**To be done:**
Repeat the lines below exactly as they appear, but leave out the images.
=-=-=
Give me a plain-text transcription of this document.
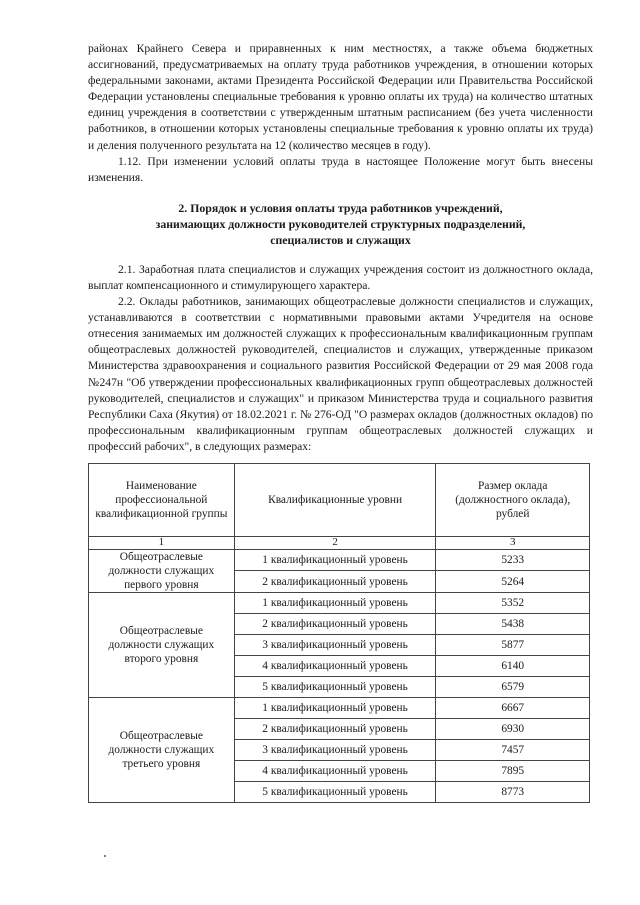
районах Крайнего Севера и приравненных к ним местностях, а также объема бюджетных ассигнований, предусматриваемых на оплату труда работников учреждения, в отношении которых федеральными законами, актами Президента Российской Федерации или Правительства Российской Федерации установлены специальные требования к уровню оплаты их труда) на количество штатных единиц учреждения в соответствии с утвержденным штатным расписанием (без учета численности работников, в отношении которых установлены специальные требования к уровню оплаты их труда) и деления полученного результата на 12 (количество месяцев в году).

1.12. При изменении условий оплаты труда в настоящее Положение могут быть внесены изменения.

2. Порядок и условия оплаты труда работников учреждений,
занимающих должности руководителей структурных подразделений,
специалистов и служащих

2.1. Заработная плата специалистов и служащих учреждения состоит из должностного оклада, выплат компенсационного и стимулирующего характера.

2.2. Оклады работников, занимающих общеотраслевые должности специалистов и служащих, устанавливаются в соответствии с нормативными правовыми актами Учредителя на основе отнесения занимаемых им должностей служащих к профессиональным квалификационным группам общеотраслевых должностей руководителей, специалистов и служащих, утвержденные приказом Министерства здравоохранения и социального развития Российской Федерации от 29 мая 2008 года №247н "Об утверждении профессиональных квалификационных групп общеотраслевых должностей руководителей, специалистов и служащих" и приказом Министерства труда и социального развития Республики Саха (Якутия) от 18.02.2021 г. № 276-ОД "О размерах окладов (должностных окладов) по профессиональным квалификационным группам общеотраслевых должностей служащих и профессий рабочих", в следующих размерах:

Наименование профессиональной квалификационной группы	Квалификационные уровни	Размер оклада (должностного оклада), рублей
1	2	3
Общеотраслевые должности служащих первого уровня	1 квалификационный уровень	5233
	2 квалификационный уровень	5264
Общеотраслевые должности служащих второго уровня	1 квалификационный уровень	5352
	2 квалификационный уровень	5438
	3 квалификационный уровень	5877
	4 квалификационный уровень	6140
	5 квалификационный уровень	6579
Общеотраслевые должности служащих третьего уровня	1 квалификационный уровень	6667
	2 квалификационный уровень	6930
	3 квалификационный уровень	7457
	4 квалификационный уровень	7895
	5 квалификационный уровень	8773
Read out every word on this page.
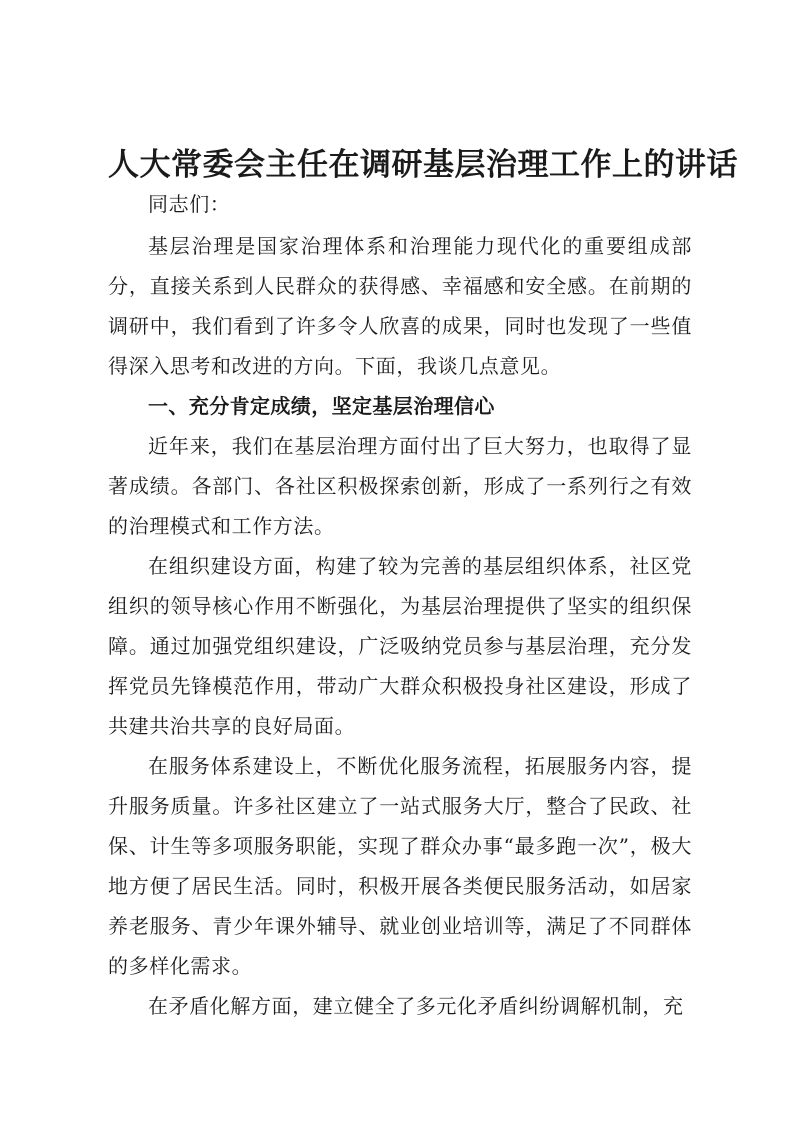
人大常委会主任在调研基层治理工作上的讲话

同志们：

基层治理是国家治理体系和治理能力现代化的重要组成部分，直接关系到人民群众的获得感、幸福感和安全感。在前期的调研中，我们看到了许多令人欣喜的成果，同时也发现了一些值得深入思考和改进的方向。下面，我谈几点意见。

一、充分肯定成绩，坚定基层治理信心

近年来，我们在基层治理方面付出了巨大努力，也取得了显著成绩。各部门、各社区积极探索创新，形成了一系列行之有效的治理模式和工作方法。

在组织建设方面，构建了较为完善的基层组织体系，社区党组织的领导核心作用不断强化，为基层治理提供了坚实的组织保障。通过加强党组织建设，广泛吸纳党员参与基层治理，充分发挥党员先锋模范作用，带动广大群众积极投身社区建设，形成了共建共治共享的良好局面。

在服务体系建设上，不断优化服务流程，拓展服务内容，提升服务质量。许多社区建立了一站式服务大厅，整合了民政、社保、计生等多项服务职能，实现了群众办事“最多跑一次”，极大地方便了居民生活。同时，积极开展各类便民服务活动，如居家养老服务、青少年课外辅导、就业创业培训等，满足了不同群体的多样化需求。

在矛盾化解方面，建立健全了多元化矛盾纠纷调解机制，充
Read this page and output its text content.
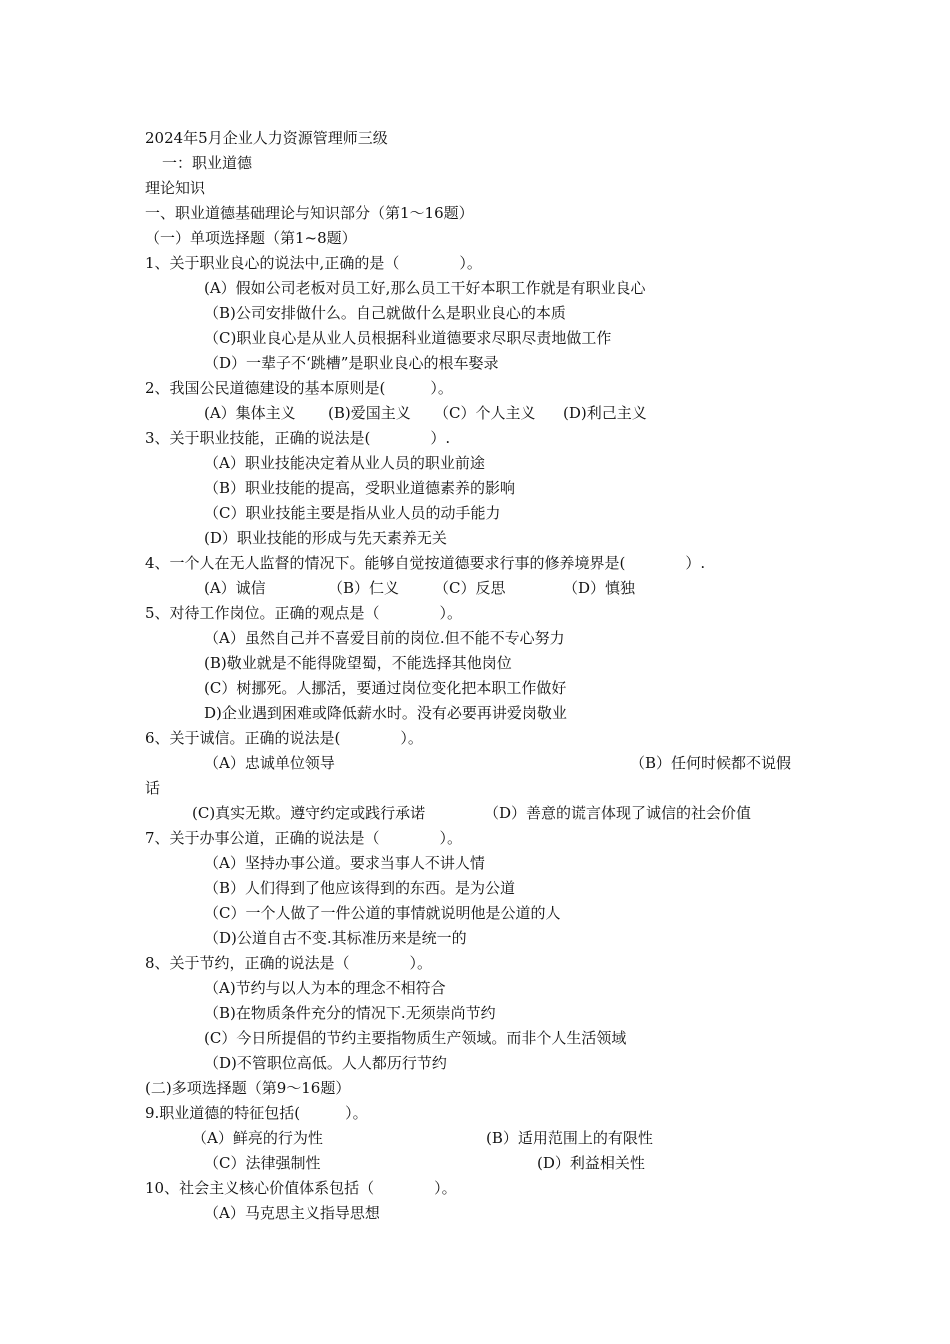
2024年5月企业人力资源管理师三级
一：职业道德
理论知识
一、职业道德基础理论与知识部分（第1～16题）
（一）单项选择题（第1~8题）
1、关于职业良心的说法中,正确的是（　　　　）。
(A）假如公司老板对员工好,那么员工干好本职工作就是有职业良心
（B)公司安排做什么。自己就做什么是职业良心的本质
（C)职业良心是从业人员根据科业道德要求尽职尽责地做工作
（D）一辈子不‘跳槽”是职业良心的根车娶录
2、我国公民道德建设的基本原则是(　　　）。
(A）集体主义 (B)爱国主义 （C）个人主义 (D)利己主义
3、关于职业技能，正确的说法是(　　　　）.
（A）职业技能决定着从业人员的职业前途
（B）职业技能的提高，受职业道德素养的影响
（C）职业技能主要是指从业人员的动手能力
(D）职业技能的形成与先天素养无关
4、一个人在无人监督的情况下。能够自觉按道德要求行事的修养境界是(　　　　）.
(A）诚信	（B）仁义 （C）反思	（D）慎独
5、对待工作岗位。正确的观点是（　　　　）。
（A）虽然自己并不喜爱目前的岗位.但不能不专心努力
(B)敬业就是不能得陇望蜀，不能选择其他岗位
(C）树挪死。人挪活，要通过岗位变化把本职工作做好
D)企业遇到困难或降低薪水时。没有必要再讲爱岗敬业
6、关于诚信。正确的说法是(　　　　）。
（A）忠诚单位领导	（B）任何时候都不说假
话
(C)真实无欺。遵守约定或践行承诺	（D）善意的谎言体现了诚信的社会价值
7、关于办事公道，正确的说法是（　　　　）。
（A）坚持办事公道。要求当事人不讲人情
（B）人们得到了他应该得到的东西。是为公道
（C）一个人做了一件公道的事情就说明他是公道的人
（D)公道自古不变.其标准历来是统一的
8、关于节约，正确的说法是（　　　　）。
（A)节约与以人为本的理念不相符合
（B)在物质条件充分的情况下.无须崇尚节约
(C）今日所提倡的节约主要指物质生产领域。而非个人生活领域
（D)不管职位高低。人人都历行节约
(二)多项选择题（第9～16题）
9.职业道德的特征包括(　　　）。
（A）鲜亮的行为性	(B）适用范围上的有限性
（C）法律强制性	(D）利益相关性
10、社会主义核心价值体系包括（　　　　）。
（A）马克思主义指导思想
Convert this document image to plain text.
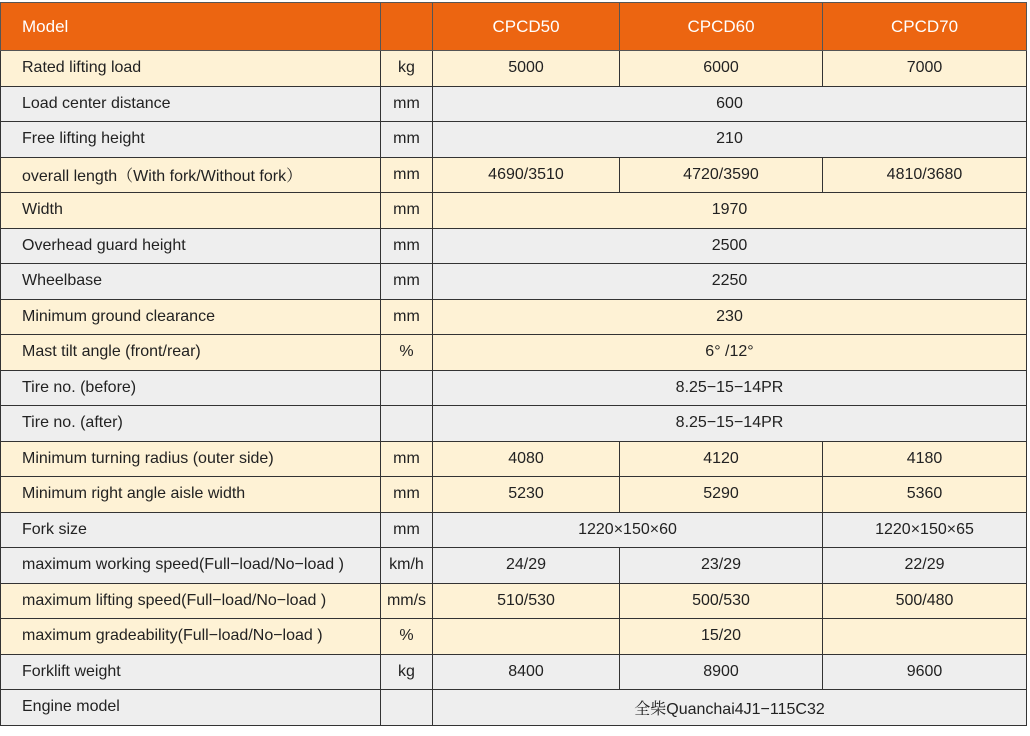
Model		CPCD50	CPCD60	CPCD70
Rated lifting load	kg	5000	6000	7000
Load center distance	mm	600		
Free lifting height	mm	210		
overall length（With fork/Without fork）	mm	4690/3510	4720/3590	4810/3680
Width	mm	1970		
Overhead guard height	mm	2500		
Wheelbase	mm	2250		
Minimum ground clearance	mm	230		
Mast tilt angle (front/rear)	%	6° /12°		
Tire no. (before)		8.25−15−14PR		
Tire no. (after)		8.25−15−14PR		
Minimum turning radius (outer side)	mm	4080	4120	4180
Minimum right angle aisle width	mm	5230	5290	5360
Fork size	mm	1220×150×60		1220×150×65
maximum working speed(Full−load/No−load )	km/h	24/29	23/29	22/29
maximum lifting speed(Full−load/No−load )	mm/s	510/530	500/530	500/480
maximum gradeability(Full−load/No−load )	%		15/20	
Forklift weight	kg	8400	8900	9600
Engine model		全柴Quanchai4J1−115C32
=-=-=
**Correct output:**
Give me a plain-text transcription of this document.
районах Крайнего Севера и приравненных к ним местностях, а также объема бюджетных ассигнований, предусматриваемых на оплату труда работников учреждения, в отношении которых федеральными законами, актами Президента Российской Федерации или Правительства Российской Федерации установлены специальные требования к уровню оплаты их труда) на количество штатных единиц учреждения в соответствии с утвержденным штатным расписанием (без учета численности работников, в отношении которых установлены специальные требования к уровню оплаты их труда) и деления полученного результата на 12 (количество месяцев в году).

1.12. При изменении условий оплаты труда в настоящее Положение могут быть внесены изменения.

2. Порядок и условия оплаты труда работников учреждений,
занимающих должности руководителей структурных подразделений,
специалистов и служащих

2.1. Заработная плата специалистов и служащих учреждения состоит из должностного оклада, выплат компенсационного и стимулирующего характера.

2.2. Оклады работников, занимающих общеотраслевые должности специалистов и служащих, устанавливаются в соответствии с нормативными правовыми актами Учредителя на основе отнесения занимаемых им должностей служащих к профессиональным квалификационным группам общеотраслевых должностей руководителей, специалистов и служащих, утвержденные приказом Министерства здравоохранения и социального развития Российской Федерации от 29 мая 2008 года №247н "Об утверждении профессиональных квалификационных групп общеотраслевых должностей руководителей, специалистов и служащих" и приказом Министерства труда и социального развития Республики Саха (Якутия) от 18.02.2021 г. № 276-ОД "О размерах окладов (должностных окладов) по профессиональным квалификационным группам общеотраслевых должностей служащих и профессий рабочих", в следующих размерах:

Наименование профессиональной квалификационной группы	Квалификационные уровни	Размер оклада (должностного оклада), рублей
1	2	3
Общеотраслевые должности служащих первого уровня	1 квалификационный уровень	5233
	2 квалификационный уровень	5264
Общеотраслевые должности служащих второго уровня	1 квалификационный уровень	5352
	2 квалификационный уровень	5438
	3 квалификационный уровень	5877
	4 квалификационный уровень	6140
	5 квалификационный уровень	6579
Общеотраслевые должности служащих третьего уровня	1 квалификационный уровень	6667
	2 квалификационный уровень	6930
	3 квалификационный уровень	7457
	4 квалификационный уровень	7895
	5 квалификационный уровень	8773
Read out every word on this page.
人大常委会主任在调研基层治理工作上的讲话

同志们：

基层治理是国家治理体系和治理能力现代化的重要组成部分，直接关系到人民群众的获得感、幸福感和安全感。在前期的调研中，我们看到了许多令人欣喜的成果，同时也发现了一些值得深入思考和改进的方向。下面，我谈几点意见。

一、充分肯定成绩，坚定基层治理信心

近年来，我们在基层治理方面付出了巨大努力，也取得了显著成绩。各部门、各社区积极探索创新，形成了一系列行之有效的治理模式和工作方法。

在组织建设方面，构建了较为完善的基层组织体系，社区党组织的领导核心作用不断强化，为基层治理提供了坚实的组织保障。通过加强党组织建设，广泛吸纳党员参与基层治理，充分发挥党员先锋模范作用，带动广大群众积极投身社区建设，形成了共建共治共享的良好局面。

在服务体系建设上，不断优化服务流程，拓展服务内容，提升服务质量。许多社区建立了一站式服务大厅，整合了民政、社保、计生等多项服务职能，实现了群众办事“最多跑一次”，极大地方便了居民生活。同时，积极开展各类便民服务活动，如居家养老服务、青少年课外辅导、就业创业培训等，满足了不同群体的多样化需求。

在矛盾化解方面，建立健全了多元化矛盾纠纷调解机制，充
Read this page and output its text content.
2024年5月企业人力资源管理师三级
一：职业道德
理论知识
一、职业道德基础理论与知识部分（第1～16题）
（一）单项选择题（第1~8题）
1、关于职业良心的说法中,正确的是（　　　　）。
(A）假如公司老板对员工好,那么员工干好本职工作就是有职业良心
（B)公司安排做什么。自己就做什么是职业良心的本质
（C)职业良心是从业人员根据科业道德要求尽职尽责地做工作
（D）一辈子不‘跳槽”是职业良心的根车娶录
2、我国公民道德建设的基本原则是(　　　）。
(A）集体主义 (B)爱国主义 （C）个人主义 (D)利己主义
3、关于职业技能，正确的说法是(　　　　）.
（A）职业技能决定着从业人员的职业前途
（B）职业技能的提高，受职业道德素养的影响
（C）职业技能主要是指从业人员的动手能力
(D）职业技能的形成与先天素养无关
4、一个人在无人监督的情况下。能够自觉按道德要求行事的修养境界是(　　　　）.
(A）诚信	（B）仁义 （C）反思	（D）慎独
5、对待工作岗位。正确的观点是（　　　　）。
（A）虽然自己并不喜爱目前的岗位.但不能不专心努力
(B)敬业就是不能得陇望蜀，不能选择其他岗位
(C）树挪死。人挪活，要通过岗位变化把本职工作做好
D)企业遇到困难或降低薪水时。没有必要再讲爱岗敬业
6、关于诚信。正确的说法是(　　　　）。
（A）忠诚单位领导	（B）任何时候都不说假
话
(C)真实无欺。遵守约定或践行承诺	（D）善意的谎言体现了诚信的社会价值
7、关于办事公道，正确的说法是（　　　　）。
（A）坚持办事公道。要求当事人不讲人情
（B）人们得到了他应该得到的东西。是为公道
（C）一个人做了一件公道的事情就说明他是公道的人
（D)公道自古不变.其标准历来是统一的
8、关于节约，正确的说法是（　　　　）。
（A)节约与以人为本的理念不相符合
（B)在物质条件充分的情况下.无须崇尚节约
(C）今日所提倡的节约主要指物质生产领域。而非个人生活领域
（D)不管职位高低。人人都历行节约
(二)多项选择题（第9～16题）
9.职业道德的特征包括(　　　）。
（A）鲜亮的行为性	(B）适用范围上的有限性
（C）法律强制性	(D）利益相关性
10、社会主义核心价值体系包括（　　　　）。
（A）马克思主义指导思想
Convert this document image to plain text.
Model		CPCD50	CPCD60	CPCD70
Rated lifting load	kg	5000	6000	7000
Load center distance	mm	600		
Free lifting height	mm	210		
overall length（With fork/Without fork）	mm	4690/3510	4720/3590	4810/3680
Width	mm	1970		
Overhead guard height	mm	2500		
Wheelbase	mm	2250		
Minimum ground clearance	mm	230		
Mast tilt angle (front/rear)	%	6° /12°		
Tire no. (before)		8.25−15−14PR		
Tire no. (after)		8.25−15−14PR		
Minimum turning radius (outer side)	mm	4080	4120	4180
Minimum right angle aisle width	mm	5230	5290	5360
Fork size	mm	1220×150×60		1220×150×65
maximum working speed(Full−load/No−load )	km/h	24/29	23/29	22/29
maximum lifting speed(Full−load/No−load )	mm/s	510/530	500/530	500/480
maximum gradeability(Full−load/No−load )	%		15/20	
Forklift weight	kg	8400	8900	9600
Engine model		全柴Quanchai4J1−115C32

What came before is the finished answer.